Find each line with the word "операция" and copy it.
##### SOURCE MATERIAL #####
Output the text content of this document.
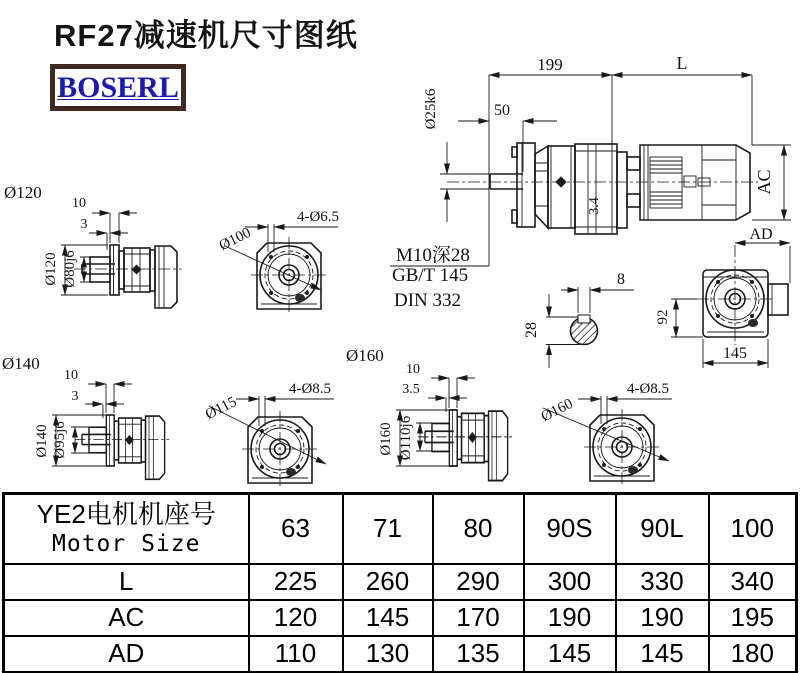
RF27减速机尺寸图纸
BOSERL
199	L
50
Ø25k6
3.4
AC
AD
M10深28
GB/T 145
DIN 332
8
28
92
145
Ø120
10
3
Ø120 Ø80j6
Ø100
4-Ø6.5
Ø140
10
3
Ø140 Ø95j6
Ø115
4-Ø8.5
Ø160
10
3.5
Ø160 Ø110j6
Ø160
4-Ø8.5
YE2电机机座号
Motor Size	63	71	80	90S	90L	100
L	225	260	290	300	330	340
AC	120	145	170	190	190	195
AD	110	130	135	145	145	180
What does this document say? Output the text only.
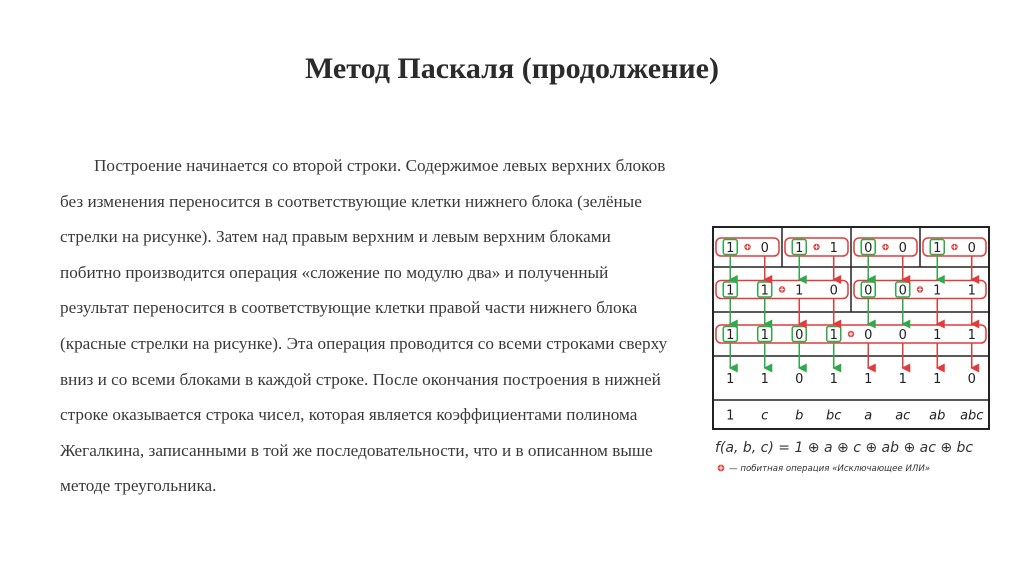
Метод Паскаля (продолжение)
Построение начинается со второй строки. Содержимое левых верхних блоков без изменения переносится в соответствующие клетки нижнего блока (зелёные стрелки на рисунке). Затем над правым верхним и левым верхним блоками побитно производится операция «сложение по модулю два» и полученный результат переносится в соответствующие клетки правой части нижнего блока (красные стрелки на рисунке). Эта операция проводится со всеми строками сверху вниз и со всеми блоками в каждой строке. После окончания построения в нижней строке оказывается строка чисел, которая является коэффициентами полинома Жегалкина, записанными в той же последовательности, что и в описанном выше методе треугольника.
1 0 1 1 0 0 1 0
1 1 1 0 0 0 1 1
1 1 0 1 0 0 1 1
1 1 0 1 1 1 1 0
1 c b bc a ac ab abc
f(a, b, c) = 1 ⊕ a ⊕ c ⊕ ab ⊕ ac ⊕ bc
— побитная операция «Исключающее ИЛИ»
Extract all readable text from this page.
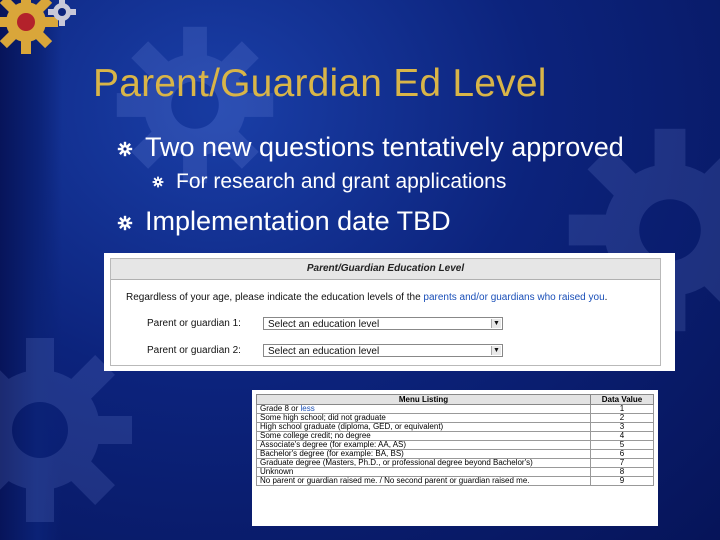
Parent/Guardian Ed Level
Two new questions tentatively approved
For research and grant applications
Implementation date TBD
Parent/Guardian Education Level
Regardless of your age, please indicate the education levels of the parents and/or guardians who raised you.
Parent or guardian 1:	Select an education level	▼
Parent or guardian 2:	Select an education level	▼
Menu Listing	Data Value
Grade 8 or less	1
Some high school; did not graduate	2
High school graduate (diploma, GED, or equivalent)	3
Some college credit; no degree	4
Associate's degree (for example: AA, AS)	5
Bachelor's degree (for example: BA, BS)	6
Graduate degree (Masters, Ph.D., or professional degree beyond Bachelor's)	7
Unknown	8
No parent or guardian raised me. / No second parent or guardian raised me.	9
#####
##### SOURCE MATERIAL #####
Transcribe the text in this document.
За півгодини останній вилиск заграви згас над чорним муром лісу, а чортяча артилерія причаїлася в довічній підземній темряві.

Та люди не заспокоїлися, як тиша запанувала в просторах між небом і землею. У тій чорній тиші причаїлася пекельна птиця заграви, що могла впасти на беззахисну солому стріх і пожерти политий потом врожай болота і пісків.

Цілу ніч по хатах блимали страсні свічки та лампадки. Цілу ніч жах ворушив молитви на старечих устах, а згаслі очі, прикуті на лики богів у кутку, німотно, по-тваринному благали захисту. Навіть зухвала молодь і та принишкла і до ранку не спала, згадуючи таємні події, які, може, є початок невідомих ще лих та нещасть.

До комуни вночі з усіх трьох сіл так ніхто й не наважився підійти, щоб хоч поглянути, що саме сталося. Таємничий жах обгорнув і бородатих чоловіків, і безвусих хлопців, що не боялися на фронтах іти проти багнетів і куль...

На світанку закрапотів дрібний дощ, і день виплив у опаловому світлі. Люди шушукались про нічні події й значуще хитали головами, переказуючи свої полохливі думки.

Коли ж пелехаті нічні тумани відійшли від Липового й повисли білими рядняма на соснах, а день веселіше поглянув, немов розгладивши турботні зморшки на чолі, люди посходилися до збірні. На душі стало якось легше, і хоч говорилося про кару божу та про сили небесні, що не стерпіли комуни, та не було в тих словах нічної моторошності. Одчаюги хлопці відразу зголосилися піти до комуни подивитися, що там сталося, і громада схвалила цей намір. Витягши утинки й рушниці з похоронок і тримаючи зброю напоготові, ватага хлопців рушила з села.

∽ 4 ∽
#####
* **WRITTEN RESPONSE**
Построение начинается со второй строки. Содержимое левых верхних блоков без изменения переносится в соответствующие клетки нижнего блока (зелёные стрелки на рисунке). Затем над правым верхним и левым верхним блоками побитно производится операция «сложение по модулю два» и полученный результат переносится в соответствующие клетки правой части нижнего блока (красные стрелки на рисунке). Эта операция проводится со всеми строками сверху вниз и со всеми блоками в каждой строке. После окончания построения в нижней строке оказывается строка чисел, которая является коэффициентами полинома Жегалкина, записанными в той же последовательности, что и в описанном выше методе треугольника.
— побитная операция «Исключающее ИЛИ»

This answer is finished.